··· Records to process

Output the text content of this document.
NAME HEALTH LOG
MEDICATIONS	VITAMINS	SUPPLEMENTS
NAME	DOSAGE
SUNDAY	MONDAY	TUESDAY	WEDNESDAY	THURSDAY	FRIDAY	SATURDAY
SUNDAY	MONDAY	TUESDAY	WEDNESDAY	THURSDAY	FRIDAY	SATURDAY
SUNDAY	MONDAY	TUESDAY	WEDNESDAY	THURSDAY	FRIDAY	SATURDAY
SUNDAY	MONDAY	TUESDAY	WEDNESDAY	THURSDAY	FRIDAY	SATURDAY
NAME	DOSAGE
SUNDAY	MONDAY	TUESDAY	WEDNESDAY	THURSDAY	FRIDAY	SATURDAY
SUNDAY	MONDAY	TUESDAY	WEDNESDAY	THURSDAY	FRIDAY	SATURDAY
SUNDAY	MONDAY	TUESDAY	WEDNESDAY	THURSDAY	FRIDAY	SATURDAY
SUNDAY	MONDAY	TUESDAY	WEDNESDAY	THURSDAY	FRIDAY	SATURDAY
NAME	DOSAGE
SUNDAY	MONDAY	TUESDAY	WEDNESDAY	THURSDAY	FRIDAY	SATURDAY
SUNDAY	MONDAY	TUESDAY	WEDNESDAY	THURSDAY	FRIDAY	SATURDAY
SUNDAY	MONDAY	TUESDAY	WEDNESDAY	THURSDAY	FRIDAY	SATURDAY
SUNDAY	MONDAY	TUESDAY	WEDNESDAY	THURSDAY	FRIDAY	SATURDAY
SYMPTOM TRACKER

······

Repeat every line of the material exactly as given.

Output the text content of this document.
NAME HEALTH LOG
MEDICATIONS	VITAMINS	SUPPLEMENTS
NAME	DOSAGE
SUNDAY	MONDAY	TUESDAY	WEDNESDAY	THURSDAY	FRIDAY	SATURDAY
SUNDAY	MONDAY	TUESDAY	WEDNESDAY	THURSDAY	FRIDAY	SATURDAY
SUNDAY	MONDAY	TUESDAY	WEDNESDAY	THURSDAY	FRIDAY	SATURDAY
SUNDAY	MONDAY	TUESDAY	WEDNESDAY	THURSDAY	FRIDAY	SATURDAY
NAME	DOSAGE
SUNDAY	MONDAY	TUESDAY	WEDNESDAY	THURSDAY	FRIDAY	SATURDAY
SUNDAY	MONDAY	TUESDAY	WEDNESDAY	THURSDAY	FRIDAY	SATURDAY
SUNDAY	MONDAY	TUESDAY	WEDNESDAY	THURSDAY	FRIDAY	SATURDAY
SUNDAY	MONDAY	TUESDAY	WEDNESDAY	THURSDAY	FRIDAY	SATURDAY
NAME	DOSAGE
SUNDAY	MONDAY	TUESDAY	WEDNESDAY	THURSDAY	FRIDAY	SATURDAY
SUNDAY	MONDAY	TUESDAY	WEDNESDAY	THURSDAY	FRIDAY	SATURDAY
SUNDAY	MONDAY	TUESDAY	WEDNESDAY	THURSDAY	FRIDAY	SATURDAY
SUNDAY	MONDAY	TUESDAY	WEDNESDAY	THURSDAY	FRIDAY	SATURDAY
SYMPTOM TRACKER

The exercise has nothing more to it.